Brief — What is the count of lines that hold the word "나타났다"? Give only the number.

Data provided —
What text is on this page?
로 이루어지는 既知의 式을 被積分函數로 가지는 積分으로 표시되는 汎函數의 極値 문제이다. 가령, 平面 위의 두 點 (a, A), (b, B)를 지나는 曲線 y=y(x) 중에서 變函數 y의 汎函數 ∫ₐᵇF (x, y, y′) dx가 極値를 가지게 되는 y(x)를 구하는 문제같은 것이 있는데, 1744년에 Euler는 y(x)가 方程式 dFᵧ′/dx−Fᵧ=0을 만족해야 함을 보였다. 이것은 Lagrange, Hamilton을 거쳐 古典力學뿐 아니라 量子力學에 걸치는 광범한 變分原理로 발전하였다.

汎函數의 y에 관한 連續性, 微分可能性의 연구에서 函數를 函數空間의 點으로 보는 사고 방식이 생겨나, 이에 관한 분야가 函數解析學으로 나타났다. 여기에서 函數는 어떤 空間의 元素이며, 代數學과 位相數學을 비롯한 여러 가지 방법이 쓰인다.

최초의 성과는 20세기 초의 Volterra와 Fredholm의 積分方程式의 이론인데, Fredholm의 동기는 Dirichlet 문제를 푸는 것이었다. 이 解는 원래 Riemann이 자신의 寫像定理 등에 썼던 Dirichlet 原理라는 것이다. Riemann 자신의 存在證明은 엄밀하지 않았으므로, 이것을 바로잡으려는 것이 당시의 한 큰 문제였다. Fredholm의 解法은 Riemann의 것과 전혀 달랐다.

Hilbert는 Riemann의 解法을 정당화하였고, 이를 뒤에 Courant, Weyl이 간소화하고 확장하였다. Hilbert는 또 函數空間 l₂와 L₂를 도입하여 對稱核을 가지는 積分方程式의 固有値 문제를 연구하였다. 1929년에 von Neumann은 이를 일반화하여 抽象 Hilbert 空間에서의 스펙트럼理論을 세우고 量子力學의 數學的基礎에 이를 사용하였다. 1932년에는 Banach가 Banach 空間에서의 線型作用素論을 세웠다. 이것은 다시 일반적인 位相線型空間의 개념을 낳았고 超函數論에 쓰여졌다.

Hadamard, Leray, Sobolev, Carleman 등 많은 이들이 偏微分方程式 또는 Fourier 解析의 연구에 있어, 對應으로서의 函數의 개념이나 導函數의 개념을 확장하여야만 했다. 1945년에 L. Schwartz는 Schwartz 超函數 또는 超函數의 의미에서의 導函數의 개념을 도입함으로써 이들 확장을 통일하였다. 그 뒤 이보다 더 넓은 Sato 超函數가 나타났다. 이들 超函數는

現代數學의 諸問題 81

The result — 2